** Directions **
Copy every record below exactly as written, but leave out the pictures.

— START Excerpted data —

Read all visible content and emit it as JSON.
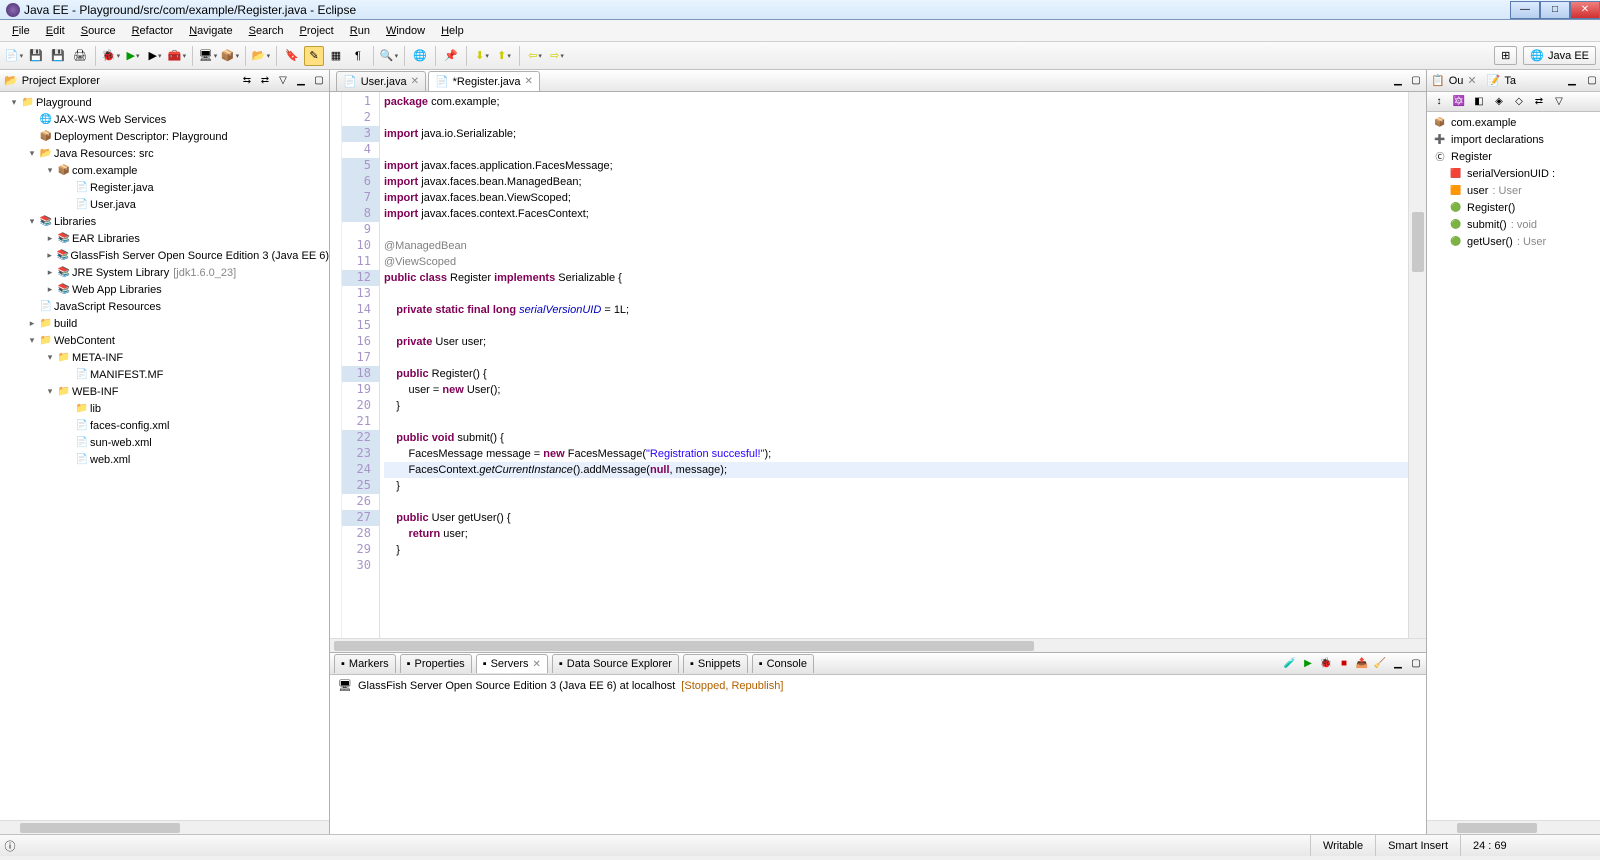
{
  "window": {
    "title": "Java EE - Playground/src/com/example/Register.java - Eclipse"
  },
  "menu": [
    "File",
    "Edit",
    "Source",
    "Refactor",
    "Navigate",
    "Search",
    "Project",
    "Run",
    "Window",
    "Help"
  ],
  "perspective": {
    "open_icon": "⊞",
    "label": "Java EE"
  },
  "project_explorer": {
    "title": "Project Explorer",
    "nodes": [
      {
        "depth": 0,
        "exp": "▾",
        "icon": "📁",
        "label": "Playground"
      },
      {
        "depth": 1,
        "exp": " ",
        "icon": "🌐",
        "label": "JAX-WS Web Services"
      },
      {
        "depth": 1,
        "exp": " ",
        "icon": "📦",
        "label": "Deployment Descriptor: Playground"
      },
      {
        "depth": 1,
        "exp": "▾",
        "icon": "📂",
        "label": "Java Resources: src"
      },
      {
        "depth": 2,
        "exp": "▾",
        "icon": "📦",
        "label": "com.example"
      },
      {
        "depth": 3,
        "exp": " ",
        "icon": "📄",
        "label": "Register.java"
      },
      {
        "depth": 3,
        "exp": " ",
        "icon": "📄",
        "label": "User.java"
      },
      {
        "depth": 1,
        "exp": "▾",
        "icon": "📚",
        "label": "Libraries"
      },
      {
        "depth": 2,
        "exp": "▸",
        "icon": "📚",
        "label": "EAR Libraries"
      },
      {
        "depth": 2,
        "exp": "▸",
        "icon": "📚",
        "label": "GlassFish Server Open Source Edition 3 (Java EE 6)"
      },
      {
        "depth": 2,
        "exp": "▸",
        "icon": "📚",
        "label": "JRE System Library",
        "desc": "[jdk1.6.0_23]"
      },
      {
        "depth": 2,
        "exp": "▸",
        "icon": "📚",
        "label": "Web App Libraries"
      },
      {
        "depth": 1,
        "exp": " ",
        "icon": "📄",
        "label": "JavaScript Resources"
      },
      {
        "depth": 1,
        "exp": "▸",
        "icon": "📁",
        "label": "build"
      },
      {
        "depth": 1,
        "exp": "▾",
        "icon": "📁",
        "label": "WebContent"
      },
      {
        "depth": 2,
        "exp": "▾",
        "icon": "📁",
        "label": "META-INF"
      },
      {
        "depth": 3,
        "exp": " ",
        "icon": "📄",
        "label": "MANIFEST.MF"
      },
      {
        "depth": 2,
        "exp": "▾",
        "icon": "📁",
        "label": "WEB-INF"
      },
      {
        "depth": 3,
        "exp": " ",
        "icon": "📁",
        "label": "lib"
      },
      {
        "depth": 3,
        "exp": " ",
        "icon": "📄",
        "label": "faces-config.xml"
      },
      {
        "depth": 3,
        "exp": " ",
        "icon": "📄",
        "label": "sun-web.xml"
      },
      {
        "depth": 3,
        "exp": " ",
        "icon": "📄",
        "label": "web.xml"
      }
    ]
  },
  "editor": {
    "tabs": [
      {
        "label": "User.java",
        "dirty": false
      },
      {
        "label": "*Register.java",
        "dirty": true
      }
    ],
    "active_tab": 1,
    "lines": [
      {
        "n": 1,
        "html": "<span class='kw'>package</span> com.example;"
      },
      {
        "n": 2,
        "html": ""
      },
      {
        "n": 3,
        "mark": true,
        "html": "<span class='kw'>import</span> java.io.Serializable;"
      },
      {
        "n": 4,
        "html": ""
      },
      {
        "n": 5,
        "mark": true,
        "html": "<span class='kw'>import</span> javax.faces.application.FacesMessage;"
      },
      {
        "n": 6,
        "mark": true,
        "html": "<span class='kw'>import</span> javax.faces.bean.ManagedBean;"
      },
      {
        "n": 7,
        "mark": true,
        "html": "<span class='kw'>import</span> javax.faces.bean.ViewScoped;"
      },
      {
        "n": 8,
        "mark": true,
        "html": "<span class='kw'>import</span> javax.faces.context.FacesContext;"
      },
      {
        "n": 9,
        "html": ""
      },
      {
        "n": 10,
        "html": "<span class='ann'>@ManagedBean</span>"
      },
      {
        "n": 11,
        "html": "<span class='ann'>@ViewScoped</span>"
      },
      {
        "n": 12,
        "mark": true,
        "html": "<span class='kw'>public</span> <span class='kw'>class</span> Register <span class='kw'>implements</span> Serializable {"
      },
      {
        "n": 13,
        "html": ""
      },
      {
        "n": 14,
        "html": "    <span class='kw'>private</span> <span class='kw'>static</span> <span class='kw'>final</span> <span class='kw'>long</span> <span class='it'>serialVersionUID</span> = 1L;"
      },
      {
        "n": 15,
        "html": ""
      },
      {
        "n": 16,
        "html": "    <span class='kw'>private</span> User user;"
      },
      {
        "n": 17,
        "html": ""
      },
      {
        "n": 18,
        "mark": true,
        "html": "    <span class='kw'>public</span> Register() {"
      },
      {
        "n": 19,
        "html": "        user = <span class='kw'>new</span> User();"
      },
      {
        "n": 20,
        "html": "    }"
      },
      {
        "n": 21,
        "html": ""
      },
      {
        "n": 22,
        "mark": true,
        "html": "    <span class='kw'>public</span> <span class='kw'>void</span> submit() {"
      },
      {
        "n": 23,
        "mark": true,
        "html": "        FacesMessage message = <span class='kw'>new</span> FacesMessage(<span class='str'>\"Registration succesful!\"</span>);"
      },
      {
        "n": 24,
        "mark": true,
        "cursor": true,
        "html": "        FacesContext.<span style='font-style:italic'>getCurrentInstance</span>().addMessage(<span class='kw'>null</span>, message);"
      },
      {
        "n": 25,
        "mark": true,
        "html": "    }"
      },
      {
        "n": 26,
        "html": ""
      },
      {
        "n": 27,
        "mark": true,
        "html": "    <span class='kw'>public</span> User getUser() {"
      },
      {
        "n": 28,
        "html": "        <span class='kw'>return</span> user;"
      },
      {
        "n": 29,
        "html": "    }"
      },
      {
        "n": 30,
        "html": ""
      }
    ]
  },
  "outline": {
    "tab1": "Ou",
    "tab2": "Ta",
    "nodes": [
      {
        "depth": 0,
        "icon": "📦",
        "label": "com.example"
      },
      {
        "depth": 0,
        "icon": "➕",
        "label": "import declarations"
      },
      {
        "depth": 0,
        "icon": "Ⓒ",
        "label": "Register"
      },
      {
        "depth": 1,
        "icon": "🟥",
        "label": "serialVersionUID :"
      },
      {
        "depth": 1,
        "icon": "🟧",
        "label": "user",
        "type": "User"
      },
      {
        "depth": 1,
        "icon": "🟢",
        "label": "Register()"
      },
      {
        "depth": 1,
        "icon": "🟢",
        "label": "submit()",
        "type": "void"
      },
      {
        "depth": 1,
        "icon": "🟢",
        "label": "getUser()",
        "type": "User"
      }
    ]
  },
  "bottom": {
    "tabs": [
      "Markers",
      "Properties",
      "Servers",
      "Data Source Explorer",
      "Snippets",
      "Console"
    ],
    "active": 2,
    "server": {
      "name": "GlassFish Server Open Source Edition 3 (Java EE 6) at localhost",
      "status": "[Stopped, Republish]"
    }
  },
  "status": {
    "writable": "Writable",
    "insert": "Smart Insert",
    "pos": "24 : 69"
  }
}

— END Excerpted data —

** Answer to this task **
Read all visible content and emit it as JSON.
{
  "window": {
    "title": "Java EE - Playground/src/com/example/Register.java - Eclipse"
  },
  "menu": [
    "File",
    "Edit",
    "Source",
    "Refactor",
    "Navigate",
    "Search",
    "Project",
    "Run",
    "Window",
    "Help"
  ],
  "perspective": {
    "open_icon": "⊞",
    "label": "Java EE"
  },
  "project_explorer": {
    "title": "Project Explorer",
    "nodes": [
      {
        "depth": 0,
        "exp": "▾",
        "icon": "📁",
        "label": "Playground"
      },
      {
        "depth": 1,
        "exp": " ",
        "icon": "🌐",
        "label": "JAX-WS Web Services"
      },
      {
        "depth": 1,
        "exp": " ",
        "icon": "📦",
        "label": "Deployment Descriptor: Playground"
      },
      {
        "depth": 1,
        "exp": "▾",
        "icon": "📂",
        "label": "Java Resources: src"
      },
      {
        "depth": 2,
        "exp": "▾",
        "icon": "📦",
        "label": "com.example"
      },
      {
        "depth": 3,
        "exp": " ",
        "icon": "📄",
        "label": "Register.java"
      },
      {
        "depth": 3,
        "exp": " ",
        "icon": "📄",
        "label": "User.java"
      },
      {
        "depth": 1,
        "exp": "▾",
        "icon": "📚",
        "label": "Libraries"
      },
      {
        "depth": 2,
        "exp": "▸",
        "icon": "📚",
        "label": "EAR Libraries"
      },
      {
        "depth": 2,
        "exp": "▸",
        "icon": "📚",
        "label": "GlassFish Server Open Source Edition 3 (Java EE 6)"
      },
      {
        "depth": 2,
        "exp": "▸",
        "icon": "📚",
        "label": "JRE System Library",
        "desc": "[jdk1.6.0_23]"
      },
      {
        "depth": 2,
        "exp": "▸",
        "icon": "📚",
        "label": "Web App Libraries"
      },
      {
        "depth": 1,
        "exp": " ",
        "icon": "📄",
        "label": "JavaScript Resources"
      },
      {
        "depth": 1,
        "exp": "▸",
        "icon": "📁",
        "label": "build"
      },
      {
        "depth": 1,
        "exp": "▾",
        "icon": "📁",
        "label": "WebContent"
      },
      {
        "depth": 2,
        "exp": "▾",
        "icon": "📁",
        "label": "META-INF"
      },
      {
        "depth": 3,
        "exp": " ",
        "icon": "📄",
        "label": "MANIFEST.MF"
      },
      {
        "depth": 2,
        "exp": "▾",
        "icon": "📁",
        "label": "WEB-INF"
      },
      {
        "depth": 3,
        "exp": " ",
        "icon": "📁",
        "label": "lib"
      },
      {
        "depth": 3,
        "exp": " ",
        "icon": "📄",
        "label": "faces-config.xml"
      },
      {
        "depth": 3,
        "exp": " ",
        "icon": "📄",
        "label": "sun-web.xml"
      },
      {
        "depth": 3,
        "exp": " ",
        "icon": "📄",
        "label": "web.xml"
      }
    ]
  },
  "editor": {
    "tabs": [
      {
        "label": "User.java",
        "dirty": false
      },
      {
        "label": "*Register.java",
        "dirty": true
      }
    ],
    "active_tab": 1,
    "lines": [
      {
        "n": 1,
        "html": "<span class='kw'>package</span> com.example;"
      },
      {
        "n": 2,
        "html": ""
      },
      {
        "n": 3,
        "mark": true,
        "html": "<span class='kw'>import</span> java.io.Serializable;"
      },
      {
        "n": 4,
        "html": ""
      },
      {
        "n": 5,
        "mark": true,
        "html": "<span class='kw'>import</span> javax.faces.application.FacesMessage;"
      },
      {
        "n": 6,
        "mark": true,
        "html": "<span class='kw'>import</span> javax.faces.bean.ManagedBean;"
      },
      {
        "n": 7,
        "mark": true,
        "html": "<span class='kw'>import</span> javax.faces.bean.ViewScoped;"
      },
      {
        "n": 8,
        "mark": true,
        "html": "<span class='kw'>import</span> javax.faces.context.FacesContext;"
      },
      {
        "n": 9,
        "html": ""
      },
      {
        "n": 10,
        "html": "<span class='ann'>@ManagedBean</span>"
      },
      {
        "n": 11,
        "html": "<span class='ann'>@ViewScoped</span>"
      },
      {
        "n": 12,
        "mark": true,
        "html": "<span class='kw'>public</span> <span class='kw'>class</span> Register <span class='kw'>implements</span> Serializable {"
      },
      {
        "n": 13,
        "html": ""
      },
      {
        "n": 14,
        "html": "    <span class='kw'>private</span> <span class='kw'>static</span> <span class='kw'>final</span> <span class='kw'>long</span> <span class='it'>serialVersionUID</span> = 1L;"
      },
      {
        "n": 15,
        "html": ""
      },
      {
        "n": 16,
        "html": "    <span class='kw'>private</span> User user;"
      },
      {
        "n": 17,
        "html": ""
      },
      {
        "n": 18,
        "mark": true,
        "html": "    <span class='kw'>public</span> Register() {"
      },
      {
        "n": 19,
        "html": "        user = <span class='kw'>new</span> User();"
      },
      {
        "n": 20,
        "html": "    }"
      },
      {
        "n": 21,
        "html": ""
      },
      {
        "n": 22,
        "mark": true,
        "html": "    <span class='kw'>public</span> <span class='kw'>void</span> submit() {"
      },
      {
        "n": 23,
        "mark": true,
        "html": "        FacesMessage message = <span class='kw'>new</span> FacesMessage(<span class='str'>\"Registration succesful!\"</span>);"
      },
      {
        "n": 24,
        "mark": true,
        "cursor": true,
        "html": "        FacesContext.<span style='font-style:italic'>getCurrentInstance</span>().addMessage(<span class='kw'>null</span>, message);"
      },
      {
        "n": 25,
        "mark": true,
        "html": "    }"
      },
      {
        "n": 26,
        "html": ""
      },
      {
        "n": 27,
        "mark": true,
        "html": "    <span class='kw'>public</span> User getUser() {"
      },
      {
        "n": 28,
        "html": "        <span class='kw'>return</span> user;"
      },
      {
        "n": 29,
        "html": "    }"
      },
      {
        "n": 30,
        "html": ""
      }
    ]
  },
  "outline": {
    "tab1": "Ou",
    "tab2": "Ta",
    "nodes": [
      {
        "depth": 0,
        "icon": "📦",
        "label": "com.example"
      },
      {
        "depth": 0,
        "icon": "➕",
        "label": "import declarations"
      },
      {
        "depth": 0,
        "icon": "Ⓒ",
        "label": "Register"
      },
      {
        "depth": 1,
        "icon": "🟥",
        "label": "serialVersionUID :"
      },
      {
        "depth": 1,
        "icon": "🟧",
        "label": "user",
        "type": "User"
      },
      {
        "depth": 1,
        "icon": "🟢",
        "label": "Register()"
      },
      {
        "depth": 1,
        "icon": "🟢",
        "label": "submit()",
        "type": "void"
      },
      {
        "depth": 1,
        "icon": "🟢",
        "label": "getUser()",
        "type": "User"
      }
    ]
  },
  "bottom": {
    "tabs": [
      "Markers",
      "Properties",
      "Servers",
      "Data Source Explorer",
      "Snippets",
      "Console"
    ],
    "active": 2,
    "server": {
      "name": "GlassFish Server Open Source Edition 3 (Java EE 6) at localhost",
      "status": "[Stopped, Republish]"
    }
  },
  "status": {
    "writable": "Writable",
    "insert": "Smart Insert",
    "pos": "24 : 69"
  }
}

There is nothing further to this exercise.